• **GIVEN DATA**:
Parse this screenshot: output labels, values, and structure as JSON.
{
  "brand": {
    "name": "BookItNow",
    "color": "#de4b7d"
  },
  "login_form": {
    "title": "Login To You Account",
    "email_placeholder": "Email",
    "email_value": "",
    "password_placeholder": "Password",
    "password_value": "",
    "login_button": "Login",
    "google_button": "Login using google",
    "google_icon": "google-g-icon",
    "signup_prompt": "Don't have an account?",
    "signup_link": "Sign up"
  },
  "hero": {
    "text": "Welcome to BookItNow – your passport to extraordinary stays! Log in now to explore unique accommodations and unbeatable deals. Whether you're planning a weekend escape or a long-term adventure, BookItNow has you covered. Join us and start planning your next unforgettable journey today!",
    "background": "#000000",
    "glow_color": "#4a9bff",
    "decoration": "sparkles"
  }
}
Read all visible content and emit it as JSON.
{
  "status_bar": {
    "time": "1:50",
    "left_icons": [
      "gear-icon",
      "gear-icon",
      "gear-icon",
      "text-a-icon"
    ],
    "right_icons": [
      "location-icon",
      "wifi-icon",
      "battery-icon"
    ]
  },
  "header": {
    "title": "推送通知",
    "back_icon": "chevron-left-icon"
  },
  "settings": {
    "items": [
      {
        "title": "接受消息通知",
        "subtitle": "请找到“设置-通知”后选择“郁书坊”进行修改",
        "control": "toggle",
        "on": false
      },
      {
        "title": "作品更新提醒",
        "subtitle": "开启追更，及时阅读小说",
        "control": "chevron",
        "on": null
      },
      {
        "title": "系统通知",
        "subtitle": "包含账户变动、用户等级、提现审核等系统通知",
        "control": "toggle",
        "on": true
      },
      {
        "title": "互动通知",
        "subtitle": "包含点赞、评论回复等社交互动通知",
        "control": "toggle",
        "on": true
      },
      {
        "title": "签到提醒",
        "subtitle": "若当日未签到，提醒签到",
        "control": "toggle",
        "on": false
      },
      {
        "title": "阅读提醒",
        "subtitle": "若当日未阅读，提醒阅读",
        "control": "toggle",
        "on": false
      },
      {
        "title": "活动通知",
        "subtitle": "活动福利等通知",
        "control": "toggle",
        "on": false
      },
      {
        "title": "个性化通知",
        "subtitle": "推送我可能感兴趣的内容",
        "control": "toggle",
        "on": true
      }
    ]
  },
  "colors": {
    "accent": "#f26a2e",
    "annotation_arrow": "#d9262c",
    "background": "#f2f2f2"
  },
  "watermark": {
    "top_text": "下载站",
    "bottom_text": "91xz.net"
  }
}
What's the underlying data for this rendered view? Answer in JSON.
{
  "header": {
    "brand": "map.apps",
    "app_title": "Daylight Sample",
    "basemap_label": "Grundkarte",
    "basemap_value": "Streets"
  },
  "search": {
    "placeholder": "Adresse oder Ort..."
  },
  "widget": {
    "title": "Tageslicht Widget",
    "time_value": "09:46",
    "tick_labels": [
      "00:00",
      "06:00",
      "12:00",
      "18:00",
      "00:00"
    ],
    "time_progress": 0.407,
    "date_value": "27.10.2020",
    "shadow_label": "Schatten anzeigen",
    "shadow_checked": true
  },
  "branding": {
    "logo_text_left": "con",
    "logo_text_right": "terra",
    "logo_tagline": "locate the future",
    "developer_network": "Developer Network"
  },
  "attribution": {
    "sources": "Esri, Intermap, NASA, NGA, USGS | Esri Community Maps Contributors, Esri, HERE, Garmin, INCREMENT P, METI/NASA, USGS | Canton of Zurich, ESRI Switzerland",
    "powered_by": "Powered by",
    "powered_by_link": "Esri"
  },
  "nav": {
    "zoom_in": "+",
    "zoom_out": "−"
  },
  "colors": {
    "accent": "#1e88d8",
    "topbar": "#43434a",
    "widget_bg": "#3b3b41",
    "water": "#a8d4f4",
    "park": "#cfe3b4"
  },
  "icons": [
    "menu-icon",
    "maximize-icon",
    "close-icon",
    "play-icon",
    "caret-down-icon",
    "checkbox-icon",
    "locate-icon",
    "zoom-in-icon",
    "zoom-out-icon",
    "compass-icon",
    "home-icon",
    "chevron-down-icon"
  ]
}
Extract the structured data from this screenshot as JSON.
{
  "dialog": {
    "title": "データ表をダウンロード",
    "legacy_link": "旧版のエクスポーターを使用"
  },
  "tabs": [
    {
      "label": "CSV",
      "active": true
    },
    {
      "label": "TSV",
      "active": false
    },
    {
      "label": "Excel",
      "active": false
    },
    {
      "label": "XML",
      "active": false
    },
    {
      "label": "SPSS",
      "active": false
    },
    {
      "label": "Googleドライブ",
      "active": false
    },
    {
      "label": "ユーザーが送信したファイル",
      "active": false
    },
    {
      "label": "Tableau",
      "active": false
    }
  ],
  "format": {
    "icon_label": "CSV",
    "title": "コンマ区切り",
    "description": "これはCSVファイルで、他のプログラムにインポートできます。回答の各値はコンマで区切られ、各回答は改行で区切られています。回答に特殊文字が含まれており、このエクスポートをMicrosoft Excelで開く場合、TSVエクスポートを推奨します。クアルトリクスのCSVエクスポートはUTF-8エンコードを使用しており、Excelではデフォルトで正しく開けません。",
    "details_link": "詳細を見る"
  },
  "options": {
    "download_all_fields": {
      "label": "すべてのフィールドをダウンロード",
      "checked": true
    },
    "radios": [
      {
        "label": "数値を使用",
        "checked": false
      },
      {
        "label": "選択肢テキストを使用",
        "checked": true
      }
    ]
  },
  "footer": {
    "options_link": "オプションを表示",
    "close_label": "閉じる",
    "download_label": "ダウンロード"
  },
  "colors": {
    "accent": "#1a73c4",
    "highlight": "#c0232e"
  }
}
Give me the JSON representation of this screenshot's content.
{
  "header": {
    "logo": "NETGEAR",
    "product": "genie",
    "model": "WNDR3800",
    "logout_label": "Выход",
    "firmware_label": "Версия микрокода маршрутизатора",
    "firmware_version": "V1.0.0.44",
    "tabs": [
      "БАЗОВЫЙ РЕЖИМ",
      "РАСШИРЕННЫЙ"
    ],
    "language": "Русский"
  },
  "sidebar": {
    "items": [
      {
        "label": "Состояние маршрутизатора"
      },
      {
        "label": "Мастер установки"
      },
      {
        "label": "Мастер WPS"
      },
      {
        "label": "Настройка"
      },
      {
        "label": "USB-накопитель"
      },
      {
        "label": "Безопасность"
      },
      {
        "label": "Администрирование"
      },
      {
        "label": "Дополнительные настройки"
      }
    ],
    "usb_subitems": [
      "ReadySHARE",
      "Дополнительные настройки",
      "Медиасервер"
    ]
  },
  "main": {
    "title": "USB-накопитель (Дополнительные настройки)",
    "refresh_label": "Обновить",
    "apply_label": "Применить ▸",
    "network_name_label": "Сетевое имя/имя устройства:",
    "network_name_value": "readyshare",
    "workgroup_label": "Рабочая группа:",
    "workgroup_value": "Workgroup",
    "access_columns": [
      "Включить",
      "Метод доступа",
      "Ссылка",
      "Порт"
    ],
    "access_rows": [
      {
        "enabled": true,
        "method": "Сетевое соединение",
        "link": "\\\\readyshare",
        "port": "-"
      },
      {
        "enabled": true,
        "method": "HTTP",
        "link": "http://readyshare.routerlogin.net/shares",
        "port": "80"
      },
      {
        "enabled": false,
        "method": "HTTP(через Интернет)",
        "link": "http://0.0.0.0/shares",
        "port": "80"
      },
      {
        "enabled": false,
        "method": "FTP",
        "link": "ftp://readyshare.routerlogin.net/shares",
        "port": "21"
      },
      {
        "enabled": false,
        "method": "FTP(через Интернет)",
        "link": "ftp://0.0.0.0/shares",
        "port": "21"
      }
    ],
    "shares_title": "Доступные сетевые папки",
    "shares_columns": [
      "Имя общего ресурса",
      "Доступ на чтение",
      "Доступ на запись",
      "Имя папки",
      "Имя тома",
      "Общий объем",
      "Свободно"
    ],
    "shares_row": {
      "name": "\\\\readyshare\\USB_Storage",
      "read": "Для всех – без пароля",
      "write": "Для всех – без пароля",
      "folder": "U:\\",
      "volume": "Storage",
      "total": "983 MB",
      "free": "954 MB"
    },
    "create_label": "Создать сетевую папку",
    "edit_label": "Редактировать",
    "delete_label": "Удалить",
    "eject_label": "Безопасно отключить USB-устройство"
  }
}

• **WHAT IS REQUIRED**: Make a list of all lines in the data that contain "папки".

• **CORRECT RESULT**:
    "shares_title": "Доступные сетевые папки",
      "Имя папки",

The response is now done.